Extracted records:
○ ○ ○ ○
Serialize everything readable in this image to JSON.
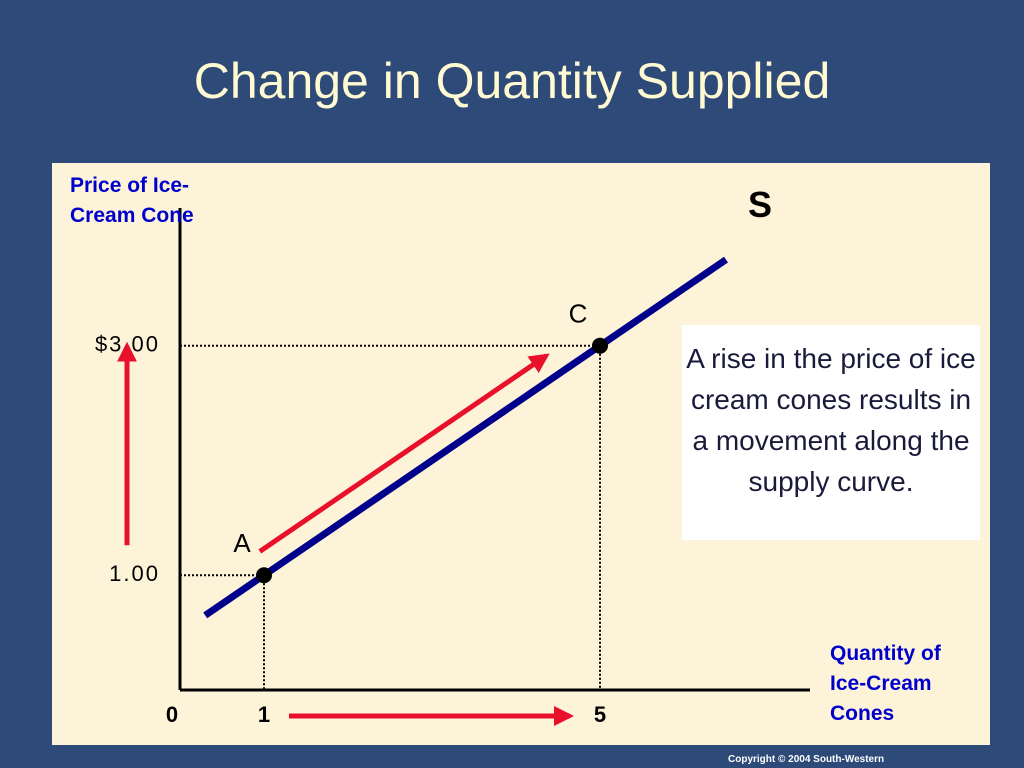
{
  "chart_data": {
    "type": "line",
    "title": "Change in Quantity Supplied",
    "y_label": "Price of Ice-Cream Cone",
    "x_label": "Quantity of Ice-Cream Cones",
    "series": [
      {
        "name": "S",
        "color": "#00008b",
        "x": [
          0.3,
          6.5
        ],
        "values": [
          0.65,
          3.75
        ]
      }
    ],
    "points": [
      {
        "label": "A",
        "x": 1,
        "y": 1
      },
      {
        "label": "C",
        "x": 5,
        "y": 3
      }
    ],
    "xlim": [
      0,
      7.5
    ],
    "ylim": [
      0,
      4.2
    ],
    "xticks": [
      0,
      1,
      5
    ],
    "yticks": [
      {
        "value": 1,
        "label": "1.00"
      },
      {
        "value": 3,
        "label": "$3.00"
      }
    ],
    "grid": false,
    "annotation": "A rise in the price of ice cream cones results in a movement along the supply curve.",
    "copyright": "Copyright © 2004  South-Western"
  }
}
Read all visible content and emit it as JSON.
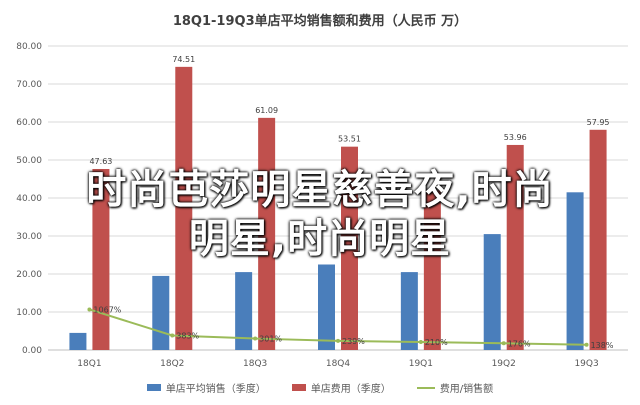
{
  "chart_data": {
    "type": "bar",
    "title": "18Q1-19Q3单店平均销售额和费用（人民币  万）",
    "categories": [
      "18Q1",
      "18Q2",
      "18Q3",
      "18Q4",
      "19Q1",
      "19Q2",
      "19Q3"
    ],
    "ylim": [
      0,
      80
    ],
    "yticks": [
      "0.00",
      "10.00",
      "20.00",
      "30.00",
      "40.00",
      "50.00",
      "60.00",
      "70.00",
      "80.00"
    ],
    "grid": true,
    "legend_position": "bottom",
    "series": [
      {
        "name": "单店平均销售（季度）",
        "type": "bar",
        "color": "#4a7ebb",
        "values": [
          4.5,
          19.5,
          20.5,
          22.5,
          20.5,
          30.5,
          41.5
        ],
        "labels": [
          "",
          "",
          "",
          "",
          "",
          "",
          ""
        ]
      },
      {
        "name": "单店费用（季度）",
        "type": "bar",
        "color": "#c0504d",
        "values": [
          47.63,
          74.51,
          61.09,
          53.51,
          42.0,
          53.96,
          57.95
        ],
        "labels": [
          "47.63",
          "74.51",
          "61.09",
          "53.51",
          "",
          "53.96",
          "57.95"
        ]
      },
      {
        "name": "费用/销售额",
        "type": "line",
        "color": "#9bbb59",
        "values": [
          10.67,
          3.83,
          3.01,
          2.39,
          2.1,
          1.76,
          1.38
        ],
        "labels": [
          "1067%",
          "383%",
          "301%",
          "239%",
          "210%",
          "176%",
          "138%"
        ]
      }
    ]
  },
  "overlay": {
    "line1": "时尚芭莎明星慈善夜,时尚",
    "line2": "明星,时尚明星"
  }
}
○ ○ ○ ○
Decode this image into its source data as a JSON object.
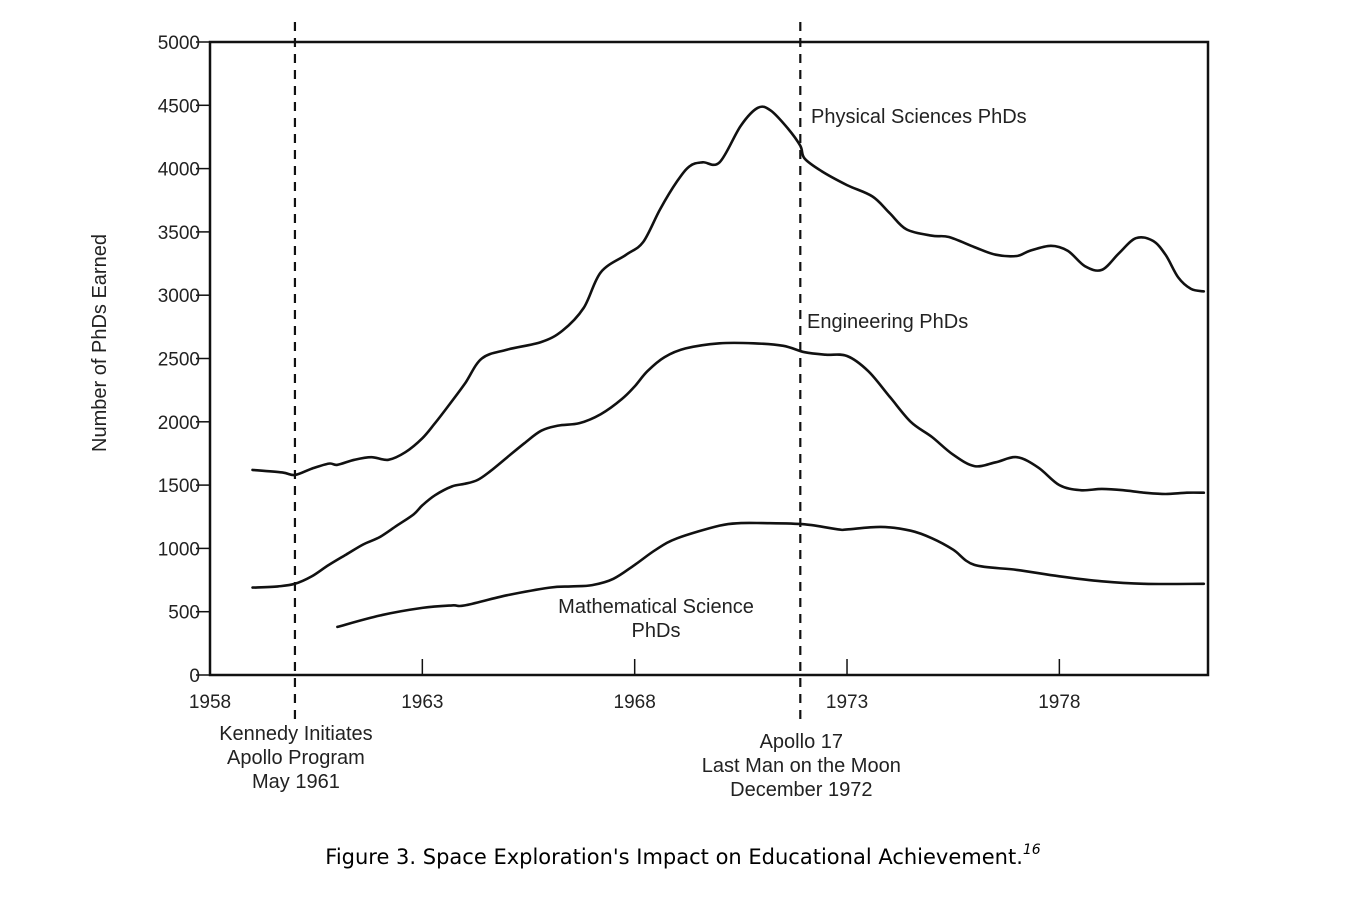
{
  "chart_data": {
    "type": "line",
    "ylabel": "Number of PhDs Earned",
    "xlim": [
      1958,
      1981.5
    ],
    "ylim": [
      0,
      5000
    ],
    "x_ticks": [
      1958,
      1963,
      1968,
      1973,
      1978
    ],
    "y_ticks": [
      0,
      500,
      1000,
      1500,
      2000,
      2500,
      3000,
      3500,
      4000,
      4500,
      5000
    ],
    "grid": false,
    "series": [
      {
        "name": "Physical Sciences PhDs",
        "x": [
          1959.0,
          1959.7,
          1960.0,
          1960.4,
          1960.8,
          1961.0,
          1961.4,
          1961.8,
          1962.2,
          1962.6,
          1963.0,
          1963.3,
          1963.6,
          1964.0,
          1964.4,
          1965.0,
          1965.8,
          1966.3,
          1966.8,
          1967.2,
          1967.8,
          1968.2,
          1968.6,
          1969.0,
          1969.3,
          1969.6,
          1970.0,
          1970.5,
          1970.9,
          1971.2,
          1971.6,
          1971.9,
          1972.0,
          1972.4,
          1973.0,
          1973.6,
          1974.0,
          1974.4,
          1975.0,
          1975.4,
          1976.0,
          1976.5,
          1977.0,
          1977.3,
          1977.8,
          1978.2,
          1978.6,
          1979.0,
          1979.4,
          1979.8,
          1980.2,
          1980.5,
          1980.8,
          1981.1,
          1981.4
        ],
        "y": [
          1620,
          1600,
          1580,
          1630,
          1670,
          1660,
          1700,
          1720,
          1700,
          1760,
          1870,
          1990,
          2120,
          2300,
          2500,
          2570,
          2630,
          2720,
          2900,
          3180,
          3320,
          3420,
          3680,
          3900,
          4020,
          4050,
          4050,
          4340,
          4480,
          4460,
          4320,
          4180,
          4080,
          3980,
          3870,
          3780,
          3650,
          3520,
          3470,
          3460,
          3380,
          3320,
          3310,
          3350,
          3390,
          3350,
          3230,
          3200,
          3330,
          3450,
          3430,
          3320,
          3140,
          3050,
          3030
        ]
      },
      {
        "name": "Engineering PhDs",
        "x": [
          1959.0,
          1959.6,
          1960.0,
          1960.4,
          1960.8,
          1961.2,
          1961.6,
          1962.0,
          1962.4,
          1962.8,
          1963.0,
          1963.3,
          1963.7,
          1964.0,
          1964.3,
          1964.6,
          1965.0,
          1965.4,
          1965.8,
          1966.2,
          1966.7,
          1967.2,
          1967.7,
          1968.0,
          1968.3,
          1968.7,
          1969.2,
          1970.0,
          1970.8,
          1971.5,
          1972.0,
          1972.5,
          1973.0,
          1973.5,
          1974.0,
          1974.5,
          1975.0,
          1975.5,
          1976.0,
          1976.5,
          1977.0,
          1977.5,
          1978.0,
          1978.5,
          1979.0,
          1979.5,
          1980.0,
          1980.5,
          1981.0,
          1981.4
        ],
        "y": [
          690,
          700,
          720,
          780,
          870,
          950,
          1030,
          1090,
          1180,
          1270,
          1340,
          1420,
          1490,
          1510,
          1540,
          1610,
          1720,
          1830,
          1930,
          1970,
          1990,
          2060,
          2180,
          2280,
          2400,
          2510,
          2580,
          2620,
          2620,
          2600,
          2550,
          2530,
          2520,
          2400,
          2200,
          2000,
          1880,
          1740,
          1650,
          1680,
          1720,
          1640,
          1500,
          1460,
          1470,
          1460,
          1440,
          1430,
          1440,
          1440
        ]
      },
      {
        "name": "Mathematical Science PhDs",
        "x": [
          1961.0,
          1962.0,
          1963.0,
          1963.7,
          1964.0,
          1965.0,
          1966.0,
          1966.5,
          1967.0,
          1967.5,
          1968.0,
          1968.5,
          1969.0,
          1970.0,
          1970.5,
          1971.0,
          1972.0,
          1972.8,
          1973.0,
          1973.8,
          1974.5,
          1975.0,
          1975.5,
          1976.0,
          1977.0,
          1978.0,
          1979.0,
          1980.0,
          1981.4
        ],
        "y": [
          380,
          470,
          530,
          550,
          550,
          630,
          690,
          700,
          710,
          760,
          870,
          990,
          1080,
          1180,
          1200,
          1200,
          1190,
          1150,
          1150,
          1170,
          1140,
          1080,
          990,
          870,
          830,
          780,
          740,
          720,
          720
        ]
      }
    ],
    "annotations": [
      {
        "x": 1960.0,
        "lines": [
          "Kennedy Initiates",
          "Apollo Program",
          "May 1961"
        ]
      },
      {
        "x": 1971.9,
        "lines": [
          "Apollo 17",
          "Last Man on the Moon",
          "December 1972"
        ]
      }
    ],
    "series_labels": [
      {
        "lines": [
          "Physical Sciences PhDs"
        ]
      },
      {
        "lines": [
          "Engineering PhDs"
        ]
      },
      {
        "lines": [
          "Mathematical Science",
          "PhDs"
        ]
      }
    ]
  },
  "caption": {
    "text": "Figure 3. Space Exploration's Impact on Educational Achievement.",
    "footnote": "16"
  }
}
○ ○ ○ ○
Objective:
Identify each line in the records above that contains the word "Quantity", and copy it out in full.

Full answer:
    "title": "Change in Quantity Supplied",
    "x_label": "Quantity of Ice-Cream Cones",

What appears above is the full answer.